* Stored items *
:::::

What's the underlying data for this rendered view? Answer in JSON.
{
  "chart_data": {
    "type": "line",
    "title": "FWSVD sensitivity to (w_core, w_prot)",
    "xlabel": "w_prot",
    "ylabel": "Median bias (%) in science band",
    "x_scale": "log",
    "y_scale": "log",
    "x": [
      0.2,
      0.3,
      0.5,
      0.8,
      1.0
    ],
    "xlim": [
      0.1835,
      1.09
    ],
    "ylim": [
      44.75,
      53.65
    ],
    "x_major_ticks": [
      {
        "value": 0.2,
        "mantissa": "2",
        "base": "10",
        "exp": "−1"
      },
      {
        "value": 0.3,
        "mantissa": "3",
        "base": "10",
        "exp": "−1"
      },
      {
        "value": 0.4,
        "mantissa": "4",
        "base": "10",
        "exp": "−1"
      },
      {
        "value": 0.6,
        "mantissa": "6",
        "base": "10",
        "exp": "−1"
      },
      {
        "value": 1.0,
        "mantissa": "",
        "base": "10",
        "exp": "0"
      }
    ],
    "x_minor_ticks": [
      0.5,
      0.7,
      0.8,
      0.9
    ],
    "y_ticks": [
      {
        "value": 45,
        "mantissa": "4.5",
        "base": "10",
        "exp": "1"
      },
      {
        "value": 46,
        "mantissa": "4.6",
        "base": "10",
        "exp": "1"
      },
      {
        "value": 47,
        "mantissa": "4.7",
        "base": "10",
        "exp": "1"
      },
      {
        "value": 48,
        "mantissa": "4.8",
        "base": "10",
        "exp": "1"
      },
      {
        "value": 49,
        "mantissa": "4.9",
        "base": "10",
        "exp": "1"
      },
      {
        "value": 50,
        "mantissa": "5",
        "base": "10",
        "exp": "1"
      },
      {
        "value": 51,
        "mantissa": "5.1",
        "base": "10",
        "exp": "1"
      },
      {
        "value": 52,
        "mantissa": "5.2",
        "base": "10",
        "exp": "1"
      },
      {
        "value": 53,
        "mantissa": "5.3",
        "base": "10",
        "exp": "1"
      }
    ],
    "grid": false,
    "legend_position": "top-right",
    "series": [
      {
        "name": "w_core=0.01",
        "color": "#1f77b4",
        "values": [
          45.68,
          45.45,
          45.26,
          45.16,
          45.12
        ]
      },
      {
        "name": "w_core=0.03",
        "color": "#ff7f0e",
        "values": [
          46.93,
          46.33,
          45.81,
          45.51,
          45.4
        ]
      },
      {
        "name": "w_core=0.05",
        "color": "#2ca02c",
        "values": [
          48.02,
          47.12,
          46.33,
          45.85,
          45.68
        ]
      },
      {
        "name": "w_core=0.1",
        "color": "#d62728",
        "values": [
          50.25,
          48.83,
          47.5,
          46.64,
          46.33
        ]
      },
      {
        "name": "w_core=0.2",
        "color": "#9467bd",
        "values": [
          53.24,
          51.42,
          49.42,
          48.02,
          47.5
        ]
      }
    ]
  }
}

:::::

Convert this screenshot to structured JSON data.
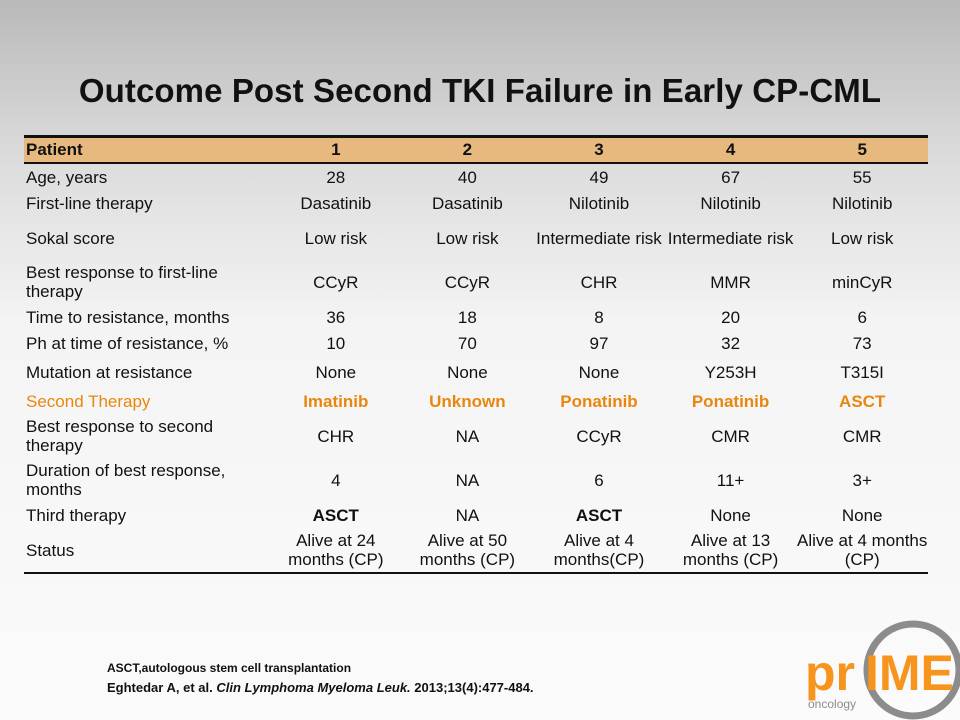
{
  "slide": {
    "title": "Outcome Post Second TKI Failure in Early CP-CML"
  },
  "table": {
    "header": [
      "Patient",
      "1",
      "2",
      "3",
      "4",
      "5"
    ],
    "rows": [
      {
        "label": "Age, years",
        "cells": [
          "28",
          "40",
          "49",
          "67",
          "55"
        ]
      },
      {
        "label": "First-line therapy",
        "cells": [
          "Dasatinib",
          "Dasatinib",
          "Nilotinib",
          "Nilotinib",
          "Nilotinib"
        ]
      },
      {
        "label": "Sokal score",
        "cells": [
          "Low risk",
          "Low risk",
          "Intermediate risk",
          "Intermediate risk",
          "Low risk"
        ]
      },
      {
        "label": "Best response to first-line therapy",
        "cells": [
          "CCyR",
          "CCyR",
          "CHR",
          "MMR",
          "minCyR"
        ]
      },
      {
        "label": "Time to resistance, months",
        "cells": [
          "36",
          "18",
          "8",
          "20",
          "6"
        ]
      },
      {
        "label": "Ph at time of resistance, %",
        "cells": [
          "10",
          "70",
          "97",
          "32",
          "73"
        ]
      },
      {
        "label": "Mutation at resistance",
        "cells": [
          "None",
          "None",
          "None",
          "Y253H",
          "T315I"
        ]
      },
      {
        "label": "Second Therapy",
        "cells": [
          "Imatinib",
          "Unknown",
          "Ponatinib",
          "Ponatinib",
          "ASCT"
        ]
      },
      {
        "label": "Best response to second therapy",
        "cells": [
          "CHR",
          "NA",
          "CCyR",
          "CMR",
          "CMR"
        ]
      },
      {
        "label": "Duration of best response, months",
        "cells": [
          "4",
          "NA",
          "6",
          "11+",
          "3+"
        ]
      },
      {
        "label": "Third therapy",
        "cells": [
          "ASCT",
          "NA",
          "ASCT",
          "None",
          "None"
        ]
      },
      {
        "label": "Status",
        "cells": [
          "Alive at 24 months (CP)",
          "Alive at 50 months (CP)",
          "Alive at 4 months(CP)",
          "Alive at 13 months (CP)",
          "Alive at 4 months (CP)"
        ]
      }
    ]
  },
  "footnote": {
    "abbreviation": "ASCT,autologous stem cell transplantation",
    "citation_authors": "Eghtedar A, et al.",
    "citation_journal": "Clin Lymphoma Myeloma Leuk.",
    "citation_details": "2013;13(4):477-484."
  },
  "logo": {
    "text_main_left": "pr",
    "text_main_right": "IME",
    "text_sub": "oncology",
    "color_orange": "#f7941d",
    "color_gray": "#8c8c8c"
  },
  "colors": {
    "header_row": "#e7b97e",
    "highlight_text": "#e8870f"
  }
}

:::::

* Problem requirements *
Whichever lines contain the string "months", select and copy them.

* Written solution *
        "label": "Time to resistance, months",
        "label": "Duration of best response, months",
          "Alive at 24 months (CP)",
          "Alive at 50 months (CP)",
          "Alive at 4 months(CP)",
          "Alive at 13 months (CP)",
          "Alive at 4 months (CP)"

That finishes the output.